| Short problem |
Each record below should appear again exactly as written.

| Material for this exercise |

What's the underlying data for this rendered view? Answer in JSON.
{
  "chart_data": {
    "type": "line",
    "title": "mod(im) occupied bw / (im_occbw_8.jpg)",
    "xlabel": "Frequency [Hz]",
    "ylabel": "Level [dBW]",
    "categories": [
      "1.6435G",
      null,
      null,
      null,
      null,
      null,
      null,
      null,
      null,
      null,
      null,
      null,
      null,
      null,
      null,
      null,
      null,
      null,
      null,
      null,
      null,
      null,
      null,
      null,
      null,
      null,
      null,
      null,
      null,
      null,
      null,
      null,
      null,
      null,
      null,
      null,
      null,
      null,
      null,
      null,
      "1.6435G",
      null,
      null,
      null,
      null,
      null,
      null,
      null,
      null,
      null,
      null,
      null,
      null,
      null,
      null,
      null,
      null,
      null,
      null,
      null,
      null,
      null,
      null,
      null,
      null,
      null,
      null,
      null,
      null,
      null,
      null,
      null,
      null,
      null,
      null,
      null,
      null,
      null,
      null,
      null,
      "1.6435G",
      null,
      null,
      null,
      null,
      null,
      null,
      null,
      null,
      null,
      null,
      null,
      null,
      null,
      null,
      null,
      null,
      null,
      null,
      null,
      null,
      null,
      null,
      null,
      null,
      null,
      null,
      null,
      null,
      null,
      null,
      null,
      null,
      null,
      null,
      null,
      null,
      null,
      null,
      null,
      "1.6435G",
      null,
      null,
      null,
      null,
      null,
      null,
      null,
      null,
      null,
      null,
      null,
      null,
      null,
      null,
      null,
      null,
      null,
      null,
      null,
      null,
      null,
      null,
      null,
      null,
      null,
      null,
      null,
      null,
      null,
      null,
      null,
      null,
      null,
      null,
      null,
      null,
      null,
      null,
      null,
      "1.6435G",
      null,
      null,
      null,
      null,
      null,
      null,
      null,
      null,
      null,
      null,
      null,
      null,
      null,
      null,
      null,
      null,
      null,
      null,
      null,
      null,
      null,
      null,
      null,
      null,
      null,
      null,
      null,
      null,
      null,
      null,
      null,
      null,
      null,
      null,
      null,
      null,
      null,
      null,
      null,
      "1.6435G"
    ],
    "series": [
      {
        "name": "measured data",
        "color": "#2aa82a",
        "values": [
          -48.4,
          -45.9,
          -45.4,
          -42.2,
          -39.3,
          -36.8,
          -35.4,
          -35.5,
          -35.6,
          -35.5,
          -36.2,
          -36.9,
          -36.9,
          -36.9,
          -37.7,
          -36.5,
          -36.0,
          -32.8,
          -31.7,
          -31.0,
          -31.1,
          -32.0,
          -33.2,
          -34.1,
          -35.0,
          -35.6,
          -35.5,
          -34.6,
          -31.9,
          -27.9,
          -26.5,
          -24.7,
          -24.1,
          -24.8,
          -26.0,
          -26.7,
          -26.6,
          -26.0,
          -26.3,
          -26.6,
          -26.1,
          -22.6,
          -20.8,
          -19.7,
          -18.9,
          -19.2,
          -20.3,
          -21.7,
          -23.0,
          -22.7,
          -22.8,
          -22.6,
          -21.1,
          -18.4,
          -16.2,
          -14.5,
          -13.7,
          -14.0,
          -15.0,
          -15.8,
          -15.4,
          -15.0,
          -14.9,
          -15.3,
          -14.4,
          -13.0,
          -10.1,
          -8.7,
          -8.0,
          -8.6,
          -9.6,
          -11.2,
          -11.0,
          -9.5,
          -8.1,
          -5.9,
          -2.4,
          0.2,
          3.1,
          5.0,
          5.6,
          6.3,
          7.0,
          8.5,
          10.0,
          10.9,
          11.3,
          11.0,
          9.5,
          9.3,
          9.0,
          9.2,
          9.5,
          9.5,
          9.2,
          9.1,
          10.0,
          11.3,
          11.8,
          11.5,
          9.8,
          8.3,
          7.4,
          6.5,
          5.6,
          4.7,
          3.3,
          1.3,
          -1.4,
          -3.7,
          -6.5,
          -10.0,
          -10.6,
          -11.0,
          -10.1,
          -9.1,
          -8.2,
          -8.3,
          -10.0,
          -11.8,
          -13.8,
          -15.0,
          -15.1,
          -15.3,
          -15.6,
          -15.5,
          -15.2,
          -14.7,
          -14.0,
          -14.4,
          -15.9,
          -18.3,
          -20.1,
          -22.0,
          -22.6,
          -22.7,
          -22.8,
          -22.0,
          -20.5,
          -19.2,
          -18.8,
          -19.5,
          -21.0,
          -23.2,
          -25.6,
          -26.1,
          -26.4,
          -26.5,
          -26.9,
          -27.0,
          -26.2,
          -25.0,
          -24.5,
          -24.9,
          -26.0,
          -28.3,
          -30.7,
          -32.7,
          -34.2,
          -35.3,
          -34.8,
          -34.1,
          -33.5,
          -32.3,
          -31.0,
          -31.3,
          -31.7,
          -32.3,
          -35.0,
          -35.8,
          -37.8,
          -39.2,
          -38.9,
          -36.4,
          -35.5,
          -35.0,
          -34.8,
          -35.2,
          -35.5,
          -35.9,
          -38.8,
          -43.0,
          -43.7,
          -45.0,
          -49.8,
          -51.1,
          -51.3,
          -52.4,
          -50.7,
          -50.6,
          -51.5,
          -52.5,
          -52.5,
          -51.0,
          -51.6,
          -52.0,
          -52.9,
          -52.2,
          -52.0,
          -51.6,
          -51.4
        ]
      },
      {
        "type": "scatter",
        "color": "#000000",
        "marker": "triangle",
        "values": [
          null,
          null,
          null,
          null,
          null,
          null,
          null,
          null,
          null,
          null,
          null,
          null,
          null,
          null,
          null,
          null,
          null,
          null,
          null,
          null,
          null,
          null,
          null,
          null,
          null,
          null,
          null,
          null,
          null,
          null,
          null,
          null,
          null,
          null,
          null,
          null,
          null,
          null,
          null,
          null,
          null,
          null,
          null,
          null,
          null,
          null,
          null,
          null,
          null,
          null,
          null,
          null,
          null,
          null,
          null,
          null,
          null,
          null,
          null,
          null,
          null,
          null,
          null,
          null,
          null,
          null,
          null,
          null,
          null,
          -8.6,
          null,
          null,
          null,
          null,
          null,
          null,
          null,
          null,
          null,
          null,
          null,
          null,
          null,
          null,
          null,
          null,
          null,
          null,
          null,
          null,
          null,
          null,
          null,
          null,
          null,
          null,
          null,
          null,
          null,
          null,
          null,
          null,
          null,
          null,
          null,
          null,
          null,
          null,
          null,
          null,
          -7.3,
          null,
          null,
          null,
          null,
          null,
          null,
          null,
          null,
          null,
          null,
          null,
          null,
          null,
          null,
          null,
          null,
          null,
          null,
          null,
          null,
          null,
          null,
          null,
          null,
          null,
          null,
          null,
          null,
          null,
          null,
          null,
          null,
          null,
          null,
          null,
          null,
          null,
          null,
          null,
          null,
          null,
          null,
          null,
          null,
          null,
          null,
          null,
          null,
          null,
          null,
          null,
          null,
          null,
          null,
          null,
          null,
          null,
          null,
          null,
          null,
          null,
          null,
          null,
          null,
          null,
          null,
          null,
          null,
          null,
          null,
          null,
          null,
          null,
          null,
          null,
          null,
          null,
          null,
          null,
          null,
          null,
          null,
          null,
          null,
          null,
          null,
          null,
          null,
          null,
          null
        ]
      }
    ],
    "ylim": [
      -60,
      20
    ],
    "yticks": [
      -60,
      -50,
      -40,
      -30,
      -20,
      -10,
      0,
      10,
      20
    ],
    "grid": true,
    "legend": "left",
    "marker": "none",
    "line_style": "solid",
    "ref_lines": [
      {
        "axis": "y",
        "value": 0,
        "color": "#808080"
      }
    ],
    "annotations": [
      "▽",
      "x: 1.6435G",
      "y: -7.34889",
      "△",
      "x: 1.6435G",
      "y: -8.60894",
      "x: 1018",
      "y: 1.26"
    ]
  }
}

| Expected answer |
What's the underlying data for this rendered view? Answer in JSON.
{
  "chart_data": {
    "type": "line",
    "title": "mod(im) occupied bw / (im_occbw_8.jpg)",
    "xlabel": "Frequency [Hz]",
    "ylabel": "Level [dBW]",
    "categories": [
      "1.6435G",
      null,
      null,
      null,
      null,
      null,
      null,
      null,
      null,
      null,
      null,
      null,
      null,
      null,
      null,
      null,
      null,
      null,
      null,
      null,
      null,
      null,
      null,
      null,
      null,
      null,
      null,
      null,
      null,
      null,
      null,
      null,
      null,
      null,
      null,
      null,
      null,
      null,
      null,
      null,
      "1.6435G",
      null,
      null,
      null,
      null,
      null,
      null,
      null,
      null,
      null,
      null,
      null,
      null,
      null,
      null,
      null,
      null,
      null,
      null,
      null,
      null,
      null,
      null,
      null,
      null,
      null,
      null,
      null,
      null,
      null,
      null,
      null,
      null,
      null,
      null,
      null,
      null,
      null,
      null,
      null,
      "1.6435G",
      null,
      null,
      null,
      null,
      null,
      null,
      null,
      null,
      null,
      null,
      null,
      null,
      null,
      null,
      null,
      null,
      null,
      null,
      null,
      null,
      null,
      null,
      null,
      null,
      null,
      null,
      null,
      null,
      null,
      null,
      null,
      null,
      null,
      null,
      null,
      null,
      null,
      null,
      null,
      "1.6435G",
      null,
      null,
      null,
      null,
      null,
      null,
      null,
      null,
      null,
      null,
      null,
      null,
      null,
      null,
      null,
      null,
      null,
      null,
      null,
      null,
      null,
      null,
      null,
      null,
      null,
      null,
      null,
      null,
      null,
      null,
      null,
      null,
      null,
      null,
      null,
      null,
      null,
      null,
      null,
      "1.6435G",
      null,
      null,
      null,
      null,
      null,
      null,
      null,
      null,
      null,
      null,
      null,
      null,
      null,
      null,
      null,
      null,
      null,
      null,
      null,
      null,
      null,
      null,
      null,
      null,
      null,
      null,
      null,
      null,
      null,
      null,
      null,
      null,
      null,
      null,
      null,
      null,
      null,
      null,
      null,
      "1.6435G"
    ],
    "series": [
      {
        "name": "measured data",
        "color": "#2aa82a",
        "values": [
          -48.4,
          -45.9,
          -45.4,
          -42.2,
          -39.3,
          -36.8,
          -35.4,
          -35.5,
          -35.6,
          -35.5,
          -36.2,
          -36.9,
          -36.9,
          -36.9,
          -37.7,
          -36.5,
          -36.0,
          -32.8,
          -31.7,
          -31.0,
          -31.1,
          -32.0,
          -33.2,
          -34.1,
          -35.0,
          -35.6,
          -35.5,
          -34.6,
          -31.9,
          -27.9,
          -26.5,
          -24.7,
          -24.1,
          -24.8,
          -26.0,
          -26.7,
          -26.6,
          -26.0,
          -26.3,
          -26.6,
          -26.1,
          -22.6,
          -20.8,
          -19.7,
          -18.9,
          -19.2,
          -20.3,
          -21.7,
          -23.0,
          -22.7,
          -22.8,
          -22.6,
          -21.1,
          -18.4,
          -16.2,
          -14.5,
          -13.7,
          -14.0,
          -15.0,
          -15.8,
          -15.4,
          -15.0,
          -14.9,
          -15.3,
          -14.4,
          -13.0,
          -10.1,
          -8.7,
          -8.0,
          -8.6,
          -9.6,
          -11.2,
          -11.0,
          -9.5,
          -8.1,
          -5.9,
          -2.4,
          0.2,
          3.1,
          5.0,
          5.6,
          6.3,
          7.0,
          8.5,
          10.0,
          10.9,
          11.3,
          11.0,
          9.5,
          9.3,
          9.0,
          9.2,
          9.5,
          9.5,
          9.2,
          9.1,
          10.0,
          11.3,
          11.8,
          11.5,
          9.8,
          8.3,
          7.4,
          6.5,
          5.6,
          4.7,
          3.3,
          1.3,
          -1.4,
          -3.7,
          -6.5,
          -10.0,
          -10.6,
          -11.0,
          -10.1,
          -9.1,
          -8.2,
          -8.3,
          -10.0,
          -11.8,
          -13.8,
          -15.0,
          -15.1,
          -15.3,
          -15.6,
          -15.5,
          -15.2,
          -14.7,
          -14.0,
          -14.4,
          -15.9,
          -18.3,
          -20.1,
          -22.0,
          -22.6,
          -22.7,
          -22.8,
          -22.0,
          -20.5,
          -19.2,
          -18.8,
          -19.5,
          -21.0,
          -23.2,
          -25.6,
          -26.1,
          -26.4,
          -26.5,
          -26.9,
          -27.0,
          -26.2,
          -25.0,
          -24.5,
          -24.9,
          -26.0,
          -28.3,
          -30.7,
          -32.7,
          -34.2,
          -35.3,
          -34.8,
          -34.1,
          -33.5,
          -32.3,
          -31.0,
          -31.3,
          -31.7,
          -32.3,
          -35.0,
          -35.8,
          -37.8,
          -39.2,
          -38.9,
          -36.4,
          -35.5,
          -35.0,
          -34.8,
          -35.2,
          -35.5,
          -35.9,
          -38.8,
          -43.0,
          -43.7,
          -45.0,
          -49.8,
          -51.1,
          -51.3,
          -52.4,
          -50.7,
          -50.6,
          -51.5,
          -52.5,
          -52.5,
          -51.0,
          -51.6,
          -52.0,
          -52.9,
          -52.2,
          -52.0,
          -51.6,
          -51.4
        ]
      },
      {
        "type": "scatter",
        "color": "#000000",
        "marker": "triangle",
        "values": [
          null,
          null,
          null,
          null,
          null,
          null,
          null,
          null,
          null,
          null,
          null,
          null,
          null,
          null,
          null,
          null,
          null,
          null,
          null,
          null,
          null,
          null,
          null,
          null,
          null,
          null,
          null,
          null,
          null,
          null,
          null,
          null,
          null,
          null,
          null,
          null,
          null,
          null,
          null,
          null,
          null,
          null,
          null,
          null,
          null,
          null,
          null,
          null,
          null,
          null,
          null,
          null,
          null,
          null,
          null,
          null,
          null,
          null,
          null,
          null,
          null,
          null,
          null,
          null,
          null,
          null,
          null,
          null,
          null,
          -8.6,
          null,
          null,
          null,
          null,
          null,
          null,
          null,
          null,
          null,
          null,
          null,
          null,
          null,
          null,
          null,
          null,
          null,
          null,
          null,
          null,
          null,
          null,
          null,
          null,
          null,
          null,
          null,
          null,
          null,
          null,
          null,
          null,
          null,
          null,
          null,
          null,
          null,
          null,
          null,
          null,
          -7.3,
          null,
          null,
          null,
          null,
          null,
          null,
          null,
          null,
          null,
          null,
          null,
          null,
          null,
          null,
          null,
          null,
          null,
          null,
          null,
          null,
          null,
          null,
          null,
          null,
          null,
          null,
          null,
          null,
          null,
          null,
          null,
          null,
          null,
          null,
          null,
          null,
          null,
          null,
          null,
          null,
          null,
          null,
          null,
          null,
          null,
          null,
          null,
          null,
          null,
          null,
          null,
          null,
          null,
          null,
          null,
          null,
          null,
          null,
          null,
          null,
          null,
          null,
          null,
          null,
          null,
          null,
          null,
          null,
          null,
          null,
          null,
          null,
          null,
          null,
          null,
          null,
          null,
          null,
          null,
          null,
          null,
          null,
          null,
          null,
          null,
          null,
          null,
          null,
          null,
          null
        ]
      }
    ],
    "ylim": [
      -60,
      20
    ],
    "yticks": [
      -60,
      -50,
      -40,
      -30,
      -20,
      -10,
      0,
      10,
      20
    ],
    "grid": true,
    "legend": "left",
    "marker": "none",
    "line_style": "solid",
    "ref_lines": [
      {
        "axis": "y",
        "value": 0,
        "color": "#808080"
      }
    ],
    "annotations": [
      "▽",
      "x: 1.6435G",
      "y: -7.34889",
      "△",
      "x: 1.6435G",
      "y: -8.60894",
      "x: 1018",
      "y: 1.26"
    ]
  }
}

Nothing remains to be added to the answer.